> **PASSAGE PROVIDED**:
---------------

Law Proposed by Initiative Petition
Question 3: Majority Report
Majority Report
The following report was prepared by a majority of the members of the Special Joint Committee on Initiative Petitions, a committee of the Massachusetts General Court. As required by the Massachusetts Constitution, this Majority Report is printed below. Statements made in this report do not reflect the opinions of the Secretary of the Commonwealth.
A majority of the Special Joint Committee on Initiative Petitions (“The Committee”) recommends that the Initiative Petition 23-35, House 4253, “An Act giving transportation network drivers the option to form a union and bargain collectively,” (“the Initiative Petition”) as currently drafted and presented to this Committee, OUGHT NOT TO BE ENACTED BY THE LEGISLATURE AT THIS TIME.
The purpose of this report is to provide a recommendation to the full legislature on whether to accept the Initiative Petition as written for consideration and enactment.
The proposed Initiative Petition would provide Transportation Network Drivers (“Drivers”) with the right to form unions to collectively bargain with Transportation Network Companies (“TNCs”) to create negotiated recommendations concerning wages, benefits, and terms and conditions of work.
Testimony
The Committee heard from experienced professionals, proponents of the Initiative Petition as well as members of the general public. There was no testimony in opposition of the Initiative Petition, and representatives from the TNCs clearly stated that they do not hold a position on this Initiative Petition.

---------------

> **STORED DATA**:
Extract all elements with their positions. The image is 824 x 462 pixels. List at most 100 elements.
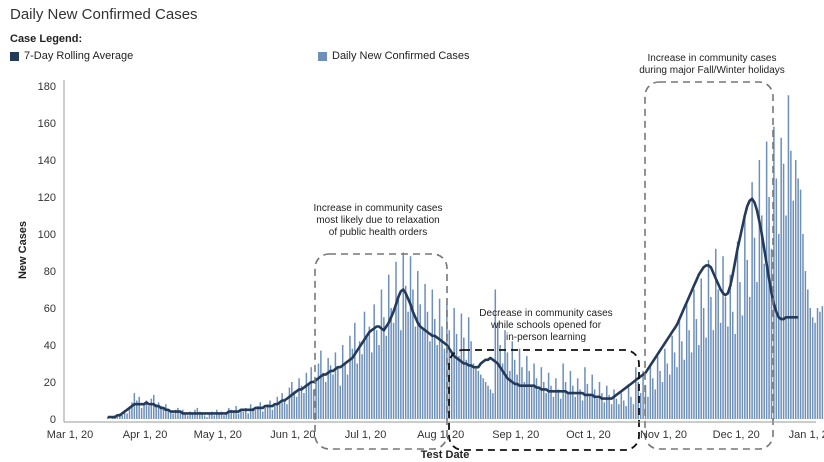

---------------

> **TASKS AND EXERCISES**:
a) Write out everything from "The purpose of" down to "conditions of work." in the majority report above.
b) In the majority report above, what position on the Initiative Petition did the representatives from the TNCs state?

> **EXERCISE RESPONSES**:
a)
The purpose of this report is to provide a recommendation to the full legislature on whether to accept the Initiative Petition as written for consideration and enactment.
The proposed Initiative Petition would provide Transportation Network Drivers (“Drivers”) with the right to form unions to collectively bargain with Transportation Network Companies (“TNCs”) to create negotiated recommendations concerning wages, benefits, and terms and conditions of work.

b) They stated that they do not hold a position on the Initiative Petition.